[Listings of element locations]
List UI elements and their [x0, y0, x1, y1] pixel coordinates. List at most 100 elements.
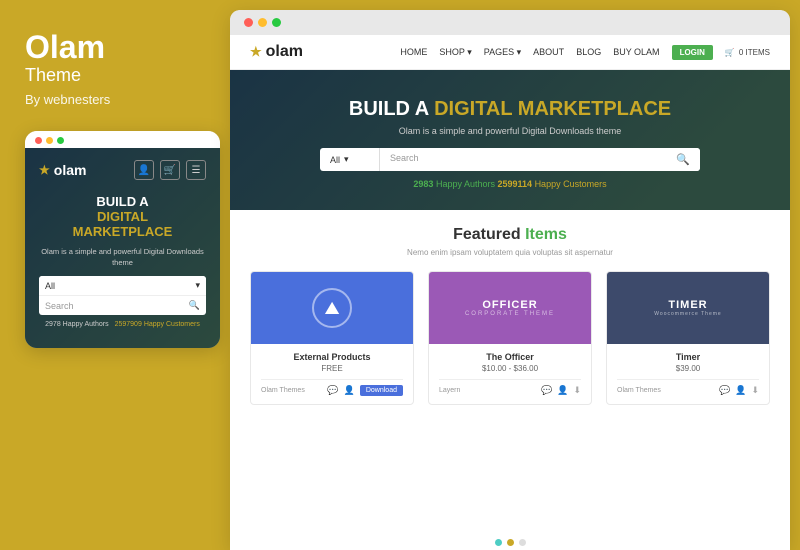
mobile-menu-icon: ☰ — [186, 160, 206, 180]
mobile-stat-customers: 2597909 Happy Customers — [115, 321, 200, 328]
featured-title-green: Items — [525, 226, 567, 243]
hero-title-yellow: DIGITAL MARKETPLACE — [434, 98, 671, 120]
comment-icon-2: 💬 — [541, 385, 552, 396]
mobile-headline-marketplace: MARKETPLACE — [39, 224, 206, 239]
mobile-logo: ★ olam — [39, 162, 86, 178]
featured-description: Nemo enim ipsam voluptatem quia voluptas… — [250, 248, 770, 257]
site-logo-text: olam — [266, 43, 303, 61]
site-header: ★ olam HOME SHOP ▾ PAGES ▾ ABOUT BLOG BU… — [230, 35, 790, 70]
featured-title: Featured Items — [250, 226, 770, 244]
product-actions-1: 💬 👤 Download — [327, 385, 403, 396]
stat-customers-label: Happy Customers — [535, 179, 607, 189]
product-grid: ⛰ External Products FREE Olam Themes 💬 👤… — [250, 271, 770, 405]
product-icon-1: ⛰ — [312, 288, 352, 328]
star-icon: ★ — [39, 163, 50, 177]
hero-subtitle: Olam is a simple and powerful Digital Do… — [260, 126, 760, 136]
browser-dot-green — [272, 18, 281, 27]
mobile-dot-green — [57, 137, 64, 144]
browser-dot-red — [244, 18, 253, 27]
pagination-dots — [230, 531, 790, 550]
user-icon-3: 👤 — [735, 385, 746, 396]
product-price-2: $10.00 - $36.00 — [439, 364, 581, 373]
product-icon-2: OFFICER — [465, 299, 555, 311]
pagination-dot-1[interactable] — [495, 539, 502, 546]
product-info-2: The Officer $10.00 - $36.00 Layern 💬 👤 ⬇ — [429, 344, 591, 404]
mobile-user-icon: 👤 — [134, 160, 154, 180]
product-meta-2: Layern 💬 👤 ⬇ — [439, 379, 581, 396]
product-price-1: FREE — [261, 364, 403, 373]
mobile-search-wrapper: All ▾ Search 🔍 — [39, 276, 206, 315]
mobile-headline: BUILD A DIGITAL MARKETPLACE — [39, 194, 206, 239]
mobile-subtitle: Olam is a simple and powerful Digital Do… — [39, 247, 206, 268]
cart-area[interactable]: 🛒 0 ITEMS — [725, 48, 770, 57]
product-author-1: Olam Themes — [261, 387, 305, 394]
nav-blog[interactable]: BLOG — [576, 47, 601, 57]
hero-search-input[interactable]: Search — [380, 148, 666, 171]
download-button-1[interactable]: Download — [360, 385, 403, 396]
product-name-1: External Products — [261, 352, 403, 362]
mobile-search-input: Search 🔍 — [39, 296, 206, 315]
product-actions-3: 💬 👤 ⬇ — [719, 385, 759, 396]
mobile-headline-build: BUILD A — [39, 194, 206, 209]
mobile-mockup: ★ olam 👤 🛒 ☰ BUILD A DIGITAL MARKETPLACE… — [25, 131, 220, 348]
product-icon-3: TIMER — [654, 299, 721, 311]
browser-content: ★ olam HOME SHOP ▾ PAGES ▾ ABOUT BLOG BU… — [230, 35, 790, 550]
featured-section: Featured Items Nemo enim ipsam voluptate… — [230, 210, 790, 531]
product-price-3: $39.00 — [617, 364, 759, 373]
site-logo: ★ olam — [250, 43, 303, 61]
user-icon-1: 👤 — [344, 385, 355, 396]
nav-buy-olam[interactable]: BUY OLAM — [613, 47, 659, 57]
mobile-stats: 2978 Happy Authors 2597909 Happy Custome… — [39, 321, 206, 328]
nav-home[interactable]: HOME — [400, 47, 427, 57]
product-meta-3: Olam Themes 💬 👤 ⬇ — [617, 379, 759, 396]
mobile-logo-text: olam — [54, 162, 87, 178]
stat-authors-label: Happy Authors — [436, 179, 498, 189]
brand-by: By webnesters — [25, 92, 210, 107]
hero-search-category[interactable]: All ▾ — [320, 148, 380, 171]
left-panel: Olam Theme By webnesters ★ olam 👤 🛒 ☰ — [0, 0, 230, 550]
mobile-dot-yellow — [46, 137, 53, 144]
comment-icon-3: 💬 — [719, 385, 730, 396]
nav-pages[interactable]: PAGES ▾ — [484, 47, 521, 58]
stat-authors-num: 2983 — [413, 179, 433, 189]
mobile-cart-icon: 🛒 — [160, 160, 180, 180]
hero-title: BUILD A DIGITAL MARKETPLACE — [260, 98, 760, 121]
hero-stats: 2983 Happy Authors 2599114 Happy Custome… — [260, 179, 760, 189]
download-icon-2: ⬇ — [573, 385, 581, 396]
brand-title: Olam — [25, 30, 210, 65]
mobile-search-cat: All ▾ — [39, 276, 206, 296]
product-card-3: TIMER Woocommerce Theme Timer $39.00 Ola… — [606, 271, 770, 405]
hero-search-button[interactable]: 🔍 — [666, 148, 700, 171]
mobile-headline-digital: DIGITAL — [39, 209, 206, 224]
pagination-dot-3[interactable] — [519, 539, 526, 546]
mobile-nav: ★ olam 👤 🛒 ☰ — [39, 160, 206, 180]
product-author-3: Olam Themes — [617, 387, 661, 394]
user-icon-2: 👤 — [557, 385, 568, 396]
browser-chrome — [230, 10, 790, 35]
mobile-dot-red — [35, 137, 42, 144]
product-author-2: Layern — [439, 387, 460, 394]
product-card-2: OFFICER CORPORATE THEME The Officer $10.… — [428, 271, 592, 405]
mobile-nav-icons: 👤 🛒 ☰ — [134, 160, 206, 180]
product-info-1: External Products FREE Olam Themes 💬 👤 D… — [251, 344, 413, 404]
product-name-3: Timer — [617, 352, 759, 362]
stat-customers-num: 2599114 — [498, 179, 533, 189]
product-actions-2: 💬 👤 ⬇ — [541, 385, 581, 396]
pagination-dot-2[interactable] — [507, 539, 514, 546]
comment-icon-1: 💬 — [327, 385, 338, 396]
product-info-3: Timer $39.00 Olam Themes 💬 👤 ⬇ — [607, 344, 769, 404]
brand-subtitle: Theme — [25, 65, 210, 86]
product-thumb-1: ⛰ — [251, 272, 413, 344]
mobile-hero-section: ★ olam 👤 🛒 ☰ BUILD A DIGITAL MARKETPLACE… — [25, 148, 220, 348]
nav-about[interactable]: ABOUT — [533, 47, 564, 57]
product-card-1: ⛰ External Products FREE Olam Themes 💬 👤… — [250, 271, 414, 405]
nav-shop[interactable]: SHOP ▾ — [439, 47, 471, 58]
right-panel: ★ olam HOME SHOP ▾ PAGES ▾ ABOUT BLOG BU… — [230, 10, 790, 550]
site-nav: HOME SHOP ▾ PAGES ▾ ABOUT BLOG BUY OLAM … — [400, 45, 770, 60]
product-thumb-3: TIMER Woocommerce Theme — [607, 272, 769, 344]
login-button[interactable]: LOGIN — [672, 45, 713, 60]
featured-title-black: Featured — [453, 226, 521, 243]
hero-search-bar: All ▾ Search 🔍 — [320, 148, 700, 171]
site-hero: BUILD A DIGITAL MARKETPLACE Olam is a si… — [230, 70, 790, 210]
mobile-stat-authors: 2978 Happy Authors — [45, 321, 108, 328]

To do: Rewrite every line of the records above as a JSON list of strings, one string per line, with blank lines skipped. Leave the pictures out of the answer.

Exercise solution:
[
  "List UI elements and their [x0, y0, x1, y1] pixel coordinates. List at most 100 elements.",
  "mobile-menu-icon: ☰ — [186, 160, 206, 180]",
  "mobile-stat-customers: 2597909 Happy Customers — [115, 321, 200, 328]",
  "featured-title-green: Items — [525, 226, 567, 243]",
  "hero-title-yellow: DIGITAL MARKETPLACE — [434, 98, 671, 120]",
  "comment-icon-2: 💬 — [541, 385, 552, 396]",
  "mobile-headline-marketplace: MARKETPLACE — [39, 224, 206, 239]",
  "mobile-logo: ★ olam — [39, 162, 86, 178]",
  "featured-description: Nemo enim ipsam voluptatem quia voluptas… — [250, 248, 770, 257]",
  "site-logo-text: olam — [266, 43, 303, 61]",
  "site-header: ★ olam HOME SHOP ▾ PAGES ▾ ABOUT BLOG BU… — [230, 35, 790, 70]",
  "featured-title: Featured Items — [250, 226, 770, 244]",
  "product-actions-1: 💬 👤 Download — [327, 385, 403, 396]",
  "stat-customers-label: Happy Customers — [535, 179, 607, 189]",
  "product-grid: ⛰ External Products FREE Olam Themes 💬 👤… — [250, 271, 770, 405]",
  "product-icon-1: ⛰ — [312, 288, 352, 328]",
  "star-icon: ★ — [39, 163, 50, 177]",
  "hero-subtitle: Olam is a simple and powerful Digital Do… — [260, 126, 760, 136]",
  "browser-dot-green — [272, 18, 281, 27]",
  "mobile-dot-green — [57, 137, 64, 144]",
  "browser-dot-red — [244, 18, 253, 27]",
  "pagination-dots — [230, 531, 790, 550]",
  "user-icon-3: 👤 — [735, 385, 746, 396]",
  "product-price-2: $10.00 - $36.00 — [439, 364, 581, 373]",
  "product-icon-2: OFFICER — [465, 299, 555, 311]",
  "pagination-dot-1[interactable] — [495, 539, 502, 546]",
  "product-info-2: The Officer $10.00 - $36.00 Layern 💬 👤 ⬇ — [429, 344, 591, 404]",
  "mobile-user-icon: 👤 — [134, 160, 154, 180]",
  "product-meta-2: Layern 💬 👤 ⬇ — [439, 379, 581, 396]",
  "product-price-1: FREE — [261, 364, 403, 373]",
  "mobile-search-wrapper: All ▾ Search 🔍 — [39, 276, 206, 315]",
  "mobile-headline: BUILD A DIGITAL MARKETPLACE — [39, 194, 206, 239]",
  "mobile-subtitle: Olam is a simple and powerful Digital Do… — [39, 247, 206, 268]",
  "cart-area[interactable]: 🛒 0 ITEMS — [725, 48, 770, 57]",
  "product-author-1: Olam Themes — [261, 387, 305, 394]",
  "nav-blog[interactable]: BLOG — [576, 47, 601, 57]",
  "hero-search-input[interactable]: Search — [380, 148, 666, 171]",
  "download-button-1[interactable]: Download — [360, 385, 403, 396]",
  "product-name-1: External Products — [261, 352, 403, 362]",
  "mobile-search-input: Search 🔍 — [39, 296, 206, 315]",
  "product-actions-3: 💬 👤 ⬇ — [719, 385, 759, 396]",
  "mobile-headline-build: BUILD A — [39, 194, 206, 209]",
  "mobile-mockup: ★ olam 👤 🛒 ☰ BUILD A DIGITAL MARKETPLACE… — [25, 131, 220, 348]",
  "product-icon-3: TIMER — [654, 299, 721, 311]",
  "browser-content: ★ olam HOME SHOP ▾ PAGES ▾ ABOUT BLOG BU… — [230, 35, 790, 550]",
  "featured-section: Featured Items Nemo enim ipsam voluptate… — [230, 210, 790, 531]",
  "product-price-3: $39.00 — [617, 364, 759, 373]",
  "site-logo: ★ olam — [250, 43, 303, 61]",
  "user-icon-1: 👤 — [344, 385, 355, 396]",
  "nav-buy-olam[interactable]: BUY OLAM — [613, 47, 659, 57]",
  "mobile-stats: 2978 Happy Authors 2597909 Happy Custome… — [39, 321, 206, 328]",
  "nav-home[interactable]: HOME — [400, 47, 427, 57]",
  "product-meta-3: Olam Themes 💬 👤 ⬇ — [617, 379, 759, 396]",
  "mobile-logo-text: olam — [54, 162, 87, 178]",
  "stat-authors-label: Happy Authors — [436, 179, 498, 189]",
  "brand-by: By webnesters — [25, 92, 210, 107]",
  "hero-search-category[interactable]: All ▾ — [320, 148, 380, 171]",
  "left-panel: Olam Theme By webnesters ★ olam 👤 🛒 ☰ — [0, 0, 230, 550]",
  "mobile-dot-yellow — [46, 137, 53, 144]",
  "comment-icon-3: 💬 — [719, 385, 730, 396]",
  "nav-pages[interactable]: PAGES ▾ — [484, 47, 521, 58]",
  "stat-authors-num: 2983 — [413, 179, 433, 189]",
  "mobile-cart-icon: 🛒 — [160, 160, 180, 180]",
  "hero-title: BUILD A DIGITAL MARKETPLACE — [260, 98, 760, 121]",
  "hero-stats: 2983 Happy Authors 2599114 Happy Custome… — [260, 179, 760, 189]",
  "download-icon-2: ⬇ — [573, 385, 581, 396]",
  "brand-title: Olam — [25, 30, 210, 65]",
  "mobile-search-cat: All ▾ — [39, 276, 206, 296]",
  "product-card-3: TIMER Woocommerce Theme Timer $39.00 Ola… — [606, 271, 770, 405]",
  "hero-search-button[interactable]: 🔍 — [666, 148, 700, 171]",
  "mobile-headline-digital: DIGITAL — [39, 209, 206, 224]",
  "pagination-dot-3[interactable] — [519, 539, 526, 546]",
  "mobile-nav: ★ olam 👤 🛒 ☰ — [39, 160, 206, 180]",
  "product-author-3: Olam Themes — [617, 387, 661, 394]",
  "user-icon-2: 👤 — [557, 385, 568, 396]",
  "browser-chrome — [230, 10, 790, 35]",
  "mobile-dot-red — [35, 137, 42, 144]",
  "product-author-2: Layern — [439, 387, 460, 394]",
  "product-card-2: OFFICER CORPORATE THEME The Officer $10.… — [428, 271, 592, 405]",
  "mobile-nav-icons: 👤 🛒 ☰ — [134, 160, 206, 180]",
  "product-info-1: External Products FREE Olam Themes 💬 👤 D… — [251, 344, 413, 404]",
  "product-name-3: Timer — [617, 352, 759, 362]",
  "stat-customers-num: 2599114 — [498, 179, 533, 189]",
  "product-actions-2: 💬 👤 ⬇ — [541, 385, 581, 396]",
  "pagination-dot-2[interactable] — [507, 539, 514, 546]",
  "comment-icon-1: 💬 — [327, 385, 338, 396]",
  "product-info-3: Timer $39.00 Olam Themes 💬 👤 ⬇ — [607, 344, 769, 404]",
  "brand-subtitle: Theme — [25, 65, 210, 86]",
  "product-thumb-1: ⛰ — [251, 272, 413, 344]",
  "mobile-hero-section: ★ olam 👤 🛒 ☰ BUILD A DIGITAL MARKETPLACE… — [25, 148, 220, 348]",
  "nav-about[interactable]: ABOUT — [533, 47, 564, 57]",
  "product-card-1: ⛰ External Products FREE Olam Themes 💬 👤… — [250, 271, 414, 405]",
  "nav-shop[interactable]: SHOP ▾ — [439, 47, 471, 58]",
  "right-panel: ★ olam HOME SHOP ▾ PAGES ▾ ABOUT BLOG BU… — [230, 10, 790, 550]",
  "site-nav: HOME SHOP ▾ PAGES ▾ ABOUT BLOG BUY OLAM … — [400, 45, 770, 60]",
  "product-thumb-3: TIMER Woocommerce Theme — [607, 272, 769, 344]",
  "login-button[interactable]: LOGIN — [672, 45, 713, 60]",
  "featured-title-black: Featured — [453, 226, 521, 243]",
  "hero-search-bar: All ▾ Search 🔍 — [320, 148, 700, 171]",
  "site-hero: BUILD A DIGITAL MARKETPLACE Olam is a si… — [230, 70, 790, 210]",
  "mobile-stat-authors: 2978 Happy Authors — [45, 321, 108, 328]"
]